Saved entries:
--- Begin ---
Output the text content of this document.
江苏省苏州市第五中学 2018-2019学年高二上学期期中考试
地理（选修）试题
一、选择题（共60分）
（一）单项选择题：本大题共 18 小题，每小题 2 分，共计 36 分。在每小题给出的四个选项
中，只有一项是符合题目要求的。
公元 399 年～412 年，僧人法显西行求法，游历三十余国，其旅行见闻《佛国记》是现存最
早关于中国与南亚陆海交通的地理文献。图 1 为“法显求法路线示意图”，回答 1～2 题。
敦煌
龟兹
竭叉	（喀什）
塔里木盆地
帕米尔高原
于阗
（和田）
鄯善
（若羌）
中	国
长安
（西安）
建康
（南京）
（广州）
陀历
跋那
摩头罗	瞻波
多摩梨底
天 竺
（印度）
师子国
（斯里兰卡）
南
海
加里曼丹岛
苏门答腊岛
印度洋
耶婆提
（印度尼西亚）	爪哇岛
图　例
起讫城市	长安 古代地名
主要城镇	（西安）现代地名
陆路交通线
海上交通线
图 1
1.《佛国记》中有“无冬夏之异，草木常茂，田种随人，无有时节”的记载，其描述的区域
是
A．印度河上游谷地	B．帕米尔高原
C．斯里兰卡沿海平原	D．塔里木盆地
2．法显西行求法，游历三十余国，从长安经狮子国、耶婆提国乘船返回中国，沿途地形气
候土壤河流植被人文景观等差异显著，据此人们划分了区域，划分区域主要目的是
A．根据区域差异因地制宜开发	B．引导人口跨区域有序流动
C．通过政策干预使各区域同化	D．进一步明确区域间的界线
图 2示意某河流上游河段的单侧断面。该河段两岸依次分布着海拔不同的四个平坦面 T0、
--- End ---
• _EXERCISE DIRECTIONS_: Please quote every record above exactly as it appears.

• _IN RESPONSE_:
Output the text content of this document.
江苏省苏州市第五中学 2018-2019学年高二上学期期中考试
地理（选修）试题
一、选择题（共60分）
（一）单项选择题：本大题共 18 小题，每小题 2 分，共计 36 分。在每小题给出的四个选项
中，只有一项是符合题目要求的。
公元 399 年～412 年，僧人法显西行求法，游历三十余国，其旅行见闻《佛国记》是现存最
早关于中国与南亚陆海交通的地理文献。图 1 为“法显求法路线示意图”，回答 1～2 题。
敦煌
龟兹
竭叉	（喀什）
塔里木盆地
帕米尔高原
于阗
（和田）
鄯善
（若羌）
中	国
长安
（西安）
建康
（南京）
（广州）
陀历
跋那
摩头罗	瞻波
多摩梨底
天 竺
（印度）
师子国
（斯里兰卡）
南
海
加里曼丹岛
苏门答腊岛
印度洋
耶婆提
（印度尼西亚）	爪哇岛
图　例
起讫城市	长安 古代地名
主要城镇	（西安）现代地名
陆路交通线
海上交通线
图 1
1.《佛国记》中有“无冬夏之异，草木常茂，田种随人，无有时节”的记载，其描述的区域
是
A．印度河上游谷地	B．帕米尔高原
C．斯里兰卡沿海平原	D．塔里木盆地
2．法显西行求法，游历三十余国，从长安经狮子国、耶婆提国乘船返回中国，沿途地形气
候土壤河流植被人文景观等差异显著，据此人们划分了区域，划分区域主要目的是
A．根据区域差异因地制宜开发	B．引导人口跨区域有序流动
C．通过政策干预使各区域同化	D．进一步明确区域间的界线
图 2示意某河流上游河段的单侧断面。该河段两岸依次分布着海拔不同的四个平坦面 T0、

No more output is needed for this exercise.